**Challenge**
Without pictures, output exactly the lines running from the line containing "Give me the" to the end of the listing below.

[Extracted records]
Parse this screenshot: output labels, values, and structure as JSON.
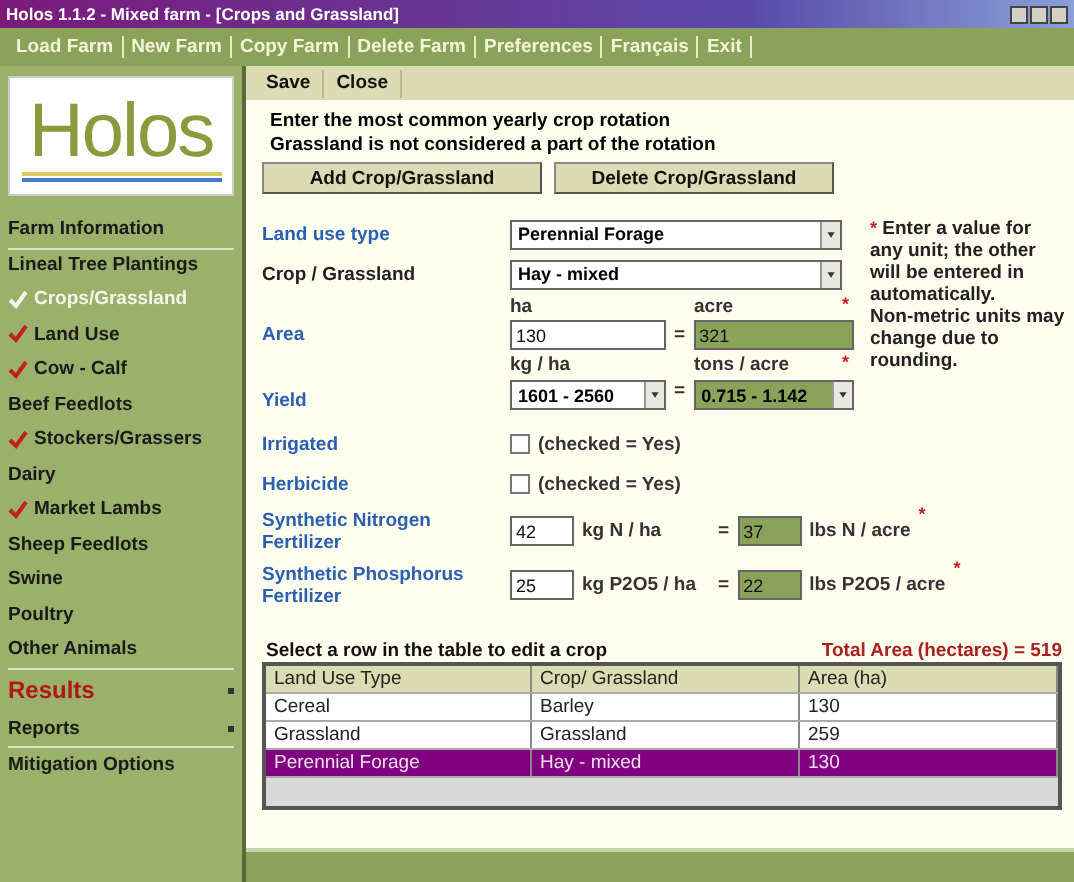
{
  "window": {
    "title": "Holos 1.1.2 - Mixed farm - [Crops and Grassland]"
  },
  "menu": [
    "Load Farm",
    "New Farm",
    "Copy Farm",
    "Delete Farm",
    "Preferences",
    "Français",
    "Exit"
  ],
  "logo": {
    "text": "Holos"
  },
  "sidebar": {
    "items": [
      {
        "label": "Farm Information",
        "kind": "item",
        "checked": false,
        "disabled": false
      },
      {
        "label": "Lineal Tree Plantings",
        "kind": "item",
        "checked": false,
        "disabled": false
      },
      {
        "label": "Crops/Grassland",
        "kind": "item",
        "checked": true,
        "disabled": true
      },
      {
        "label": "Land Use",
        "kind": "item",
        "checked": true,
        "disabled": false
      },
      {
        "label": "Cow - Calf",
        "kind": "item",
        "checked": true,
        "disabled": false
      },
      {
        "label": "Beef Feedlots",
        "kind": "item",
        "checked": false,
        "disabled": false
      },
      {
        "label": "Stockers/Grassers",
        "kind": "item",
        "checked": true,
        "disabled": false
      },
      {
        "label": "Dairy",
        "kind": "item",
        "checked": false,
        "disabled": false
      },
      {
        "label": "Market Lambs",
        "kind": "item",
        "checked": true,
        "disabled": false
      },
      {
        "label": "Sheep Feedlots",
        "kind": "item",
        "checked": false,
        "disabled": false
      },
      {
        "label": "Swine",
        "kind": "item",
        "checked": false,
        "disabled": false
      },
      {
        "label": "Poultry",
        "kind": "item",
        "checked": false,
        "disabled": false
      },
      {
        "label": "Other Animals",
        "kind": "item",
        "checked": false,
        "disabled": false
      },
      {
        "label": "Results",
        "kind": "section",
        "checked": false,
        "disabled": false
      },
      {
        "label": "Reports",
        "kind": "submenu",
        "checked": false,
        "disabled": false
      },
      {
        "label": "Mitigation Options",
        "kind": "item",
        "checked": false,
        "disabled": false
      }
    ]
  },
  "toolbar": [
    "Save",
    "Close"
  ],
  "intro": [
    "Enter the most common yearly crop rotation",
    "Grassland is not considered a part of the rotation"
  ],
  "buttons": [
    "Add Crop/Grassland",
    "Delete Crop/Grassland"
  ],
  "form": {
    "land_use_type": {
      "label": "Land use type",
      "value": "Perennial Forage"
    },
    "crop": {
      "label": "Crop / Grassland",
      "value": "Hay - mixed"
    },
    "area": {
      "label": "Area",
      "unit_1": "ha",
      "unit_2": "acre",
      "value_1": "130",
      "value_2": "321",
      "mark": "*"
    },
    "yield": {
      "label": "Yield",
      "unit_1": "kg / ha",
      "unit_2": "tons / acre",
      "value_1": "1601 - 2560",
      "value_2": "0.715 - 1.142",
      "mark": "*"
    },
    "irrigated": {
      "label": "Irrigated",
      "checked": false,
      "hint": "(checked = Yes)"
    },
    "herbicide": {
      "label": "Herbicide",
      "checked": false,
      "hint": "(checked = Yes)"
    },
    "nitrogen": {
      "label": "Synthetic Nitrogen Fertilizer",
      "value_1": "42",
      "unit_1": "kg N / ha",
      "value_2": "37",
      "unit_2": "lbs N / acre",
      "mark": "*"
    },
    "phosphorus": {
      "label": "Synthetic Phosphorus Fertilizer",
      "value_1": "25",
      "unit_1": "kg P2O5 / ha",
      "value_2": "22",
      "unit_2": "lbs P2O5 / acre",
      "mark": "*"
    }
  },
  "equals": "=",
  "note": {
    "mark": "*",
    "text": "Enter a value for any unit; the other will be entered in automatically.",
    "text_2": "Non-metric units may change due to rounding."
  },
  "table": {
    "caption": "Select a row in the table to edit a crop",
    "total": "Total Area (hectares) = 519",
    "columns": [
      "Land Use Type",
      "Crop/ Grassland",
      "Area (ha)"
    ],
    "rows": [
      {
        "cells": [
          "Cereal",
          "Barley",
          "130"
        ],
        "selected": false
      },
      {
        "cells": [
          "Grassland",
          "Grassland",
          "259"
        ],
        "selected": false
      },
      {
        "cells": [
          "Perennial Forage",
          "Hay - mixed",
          "130"
        ],
        "selected": true
      }
    ]
  }
}
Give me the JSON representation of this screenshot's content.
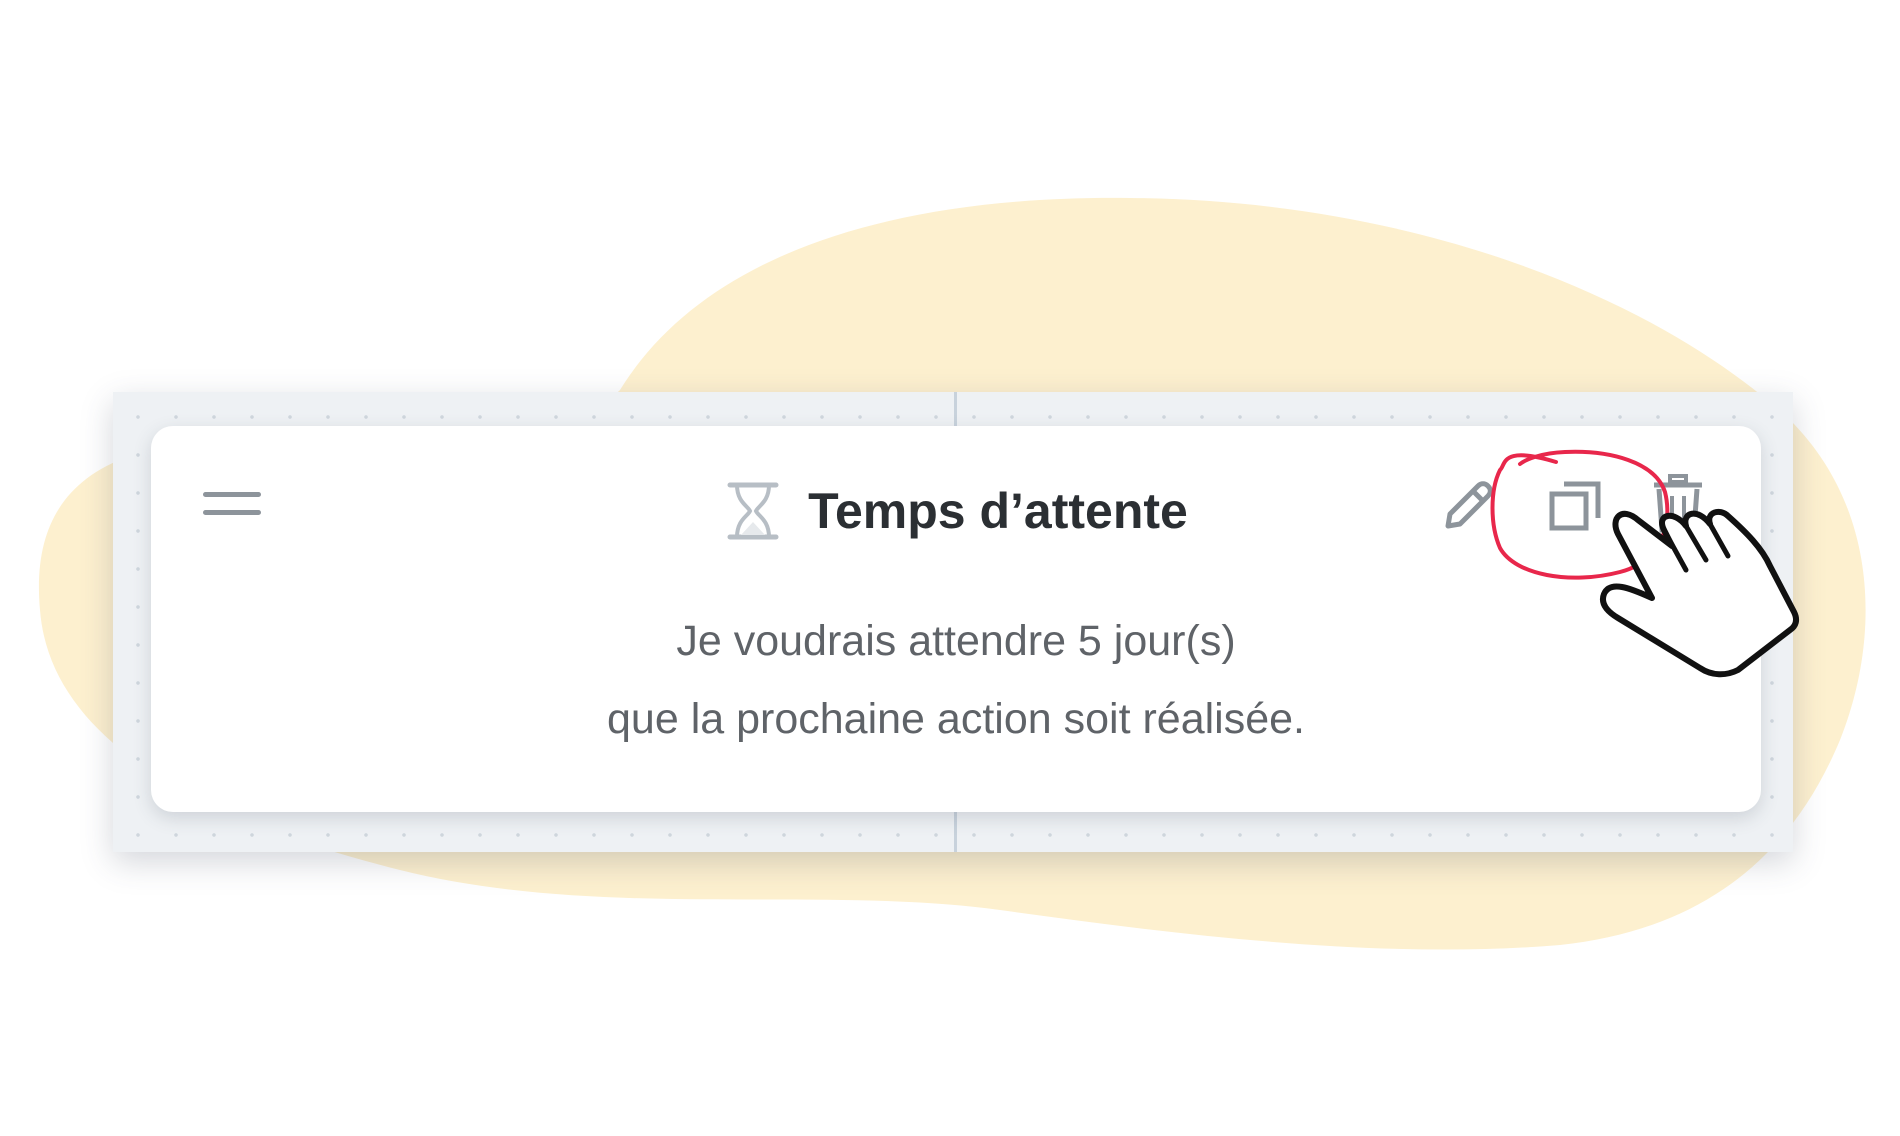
{
  "card": {
    "title": "Temps d’attente",
    "description_line1": "Je voudrais attendre 5 jour(s)",
    "description_line2": "que la prochaine action soit réalisée."
  },
  "icons": {
    "drag": "drag-handle-icon",
    "type": "hourglass-icon",
    "edit": "pencil-icon",
    "duplicate": "copy-icon",
    "delete": "trash-icon",
    "cursor": "pointing-hand-icon"
  },
  "colors": {
    "blob": "#fdf0cf",
    "highlight": "#e8274b",
    "title": "#2b2f33",
    "text": "#5f6368",
    "icon": "#8d949b"
  }
}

**Result of the exercise**
Give me the JSON representation of this screenshot's content.
{
  "card": {
    "title": "Temps d’attente",
    "description_line1": "Je voudrais attendre 5 jour(s)",
    "description_line2": "que la prochaine action soit réalisée."
  },
  "icons": {
    "drag": "drag-handle-icon",
    "type": "hourglass-icon",
    "edit": "pencil-icon",
    "duplicate": "copy-icon",
    "delete": "trash-icon",
    "cursor": "pointing-hand-icon"
  },
  "colors": {
    "blob": "#fdf0cf",
    "highlight": "#e8274b",
    "title": "#2b2f33",
    "text": "#5f6368",
    "icon": "#8d949b"
  }
}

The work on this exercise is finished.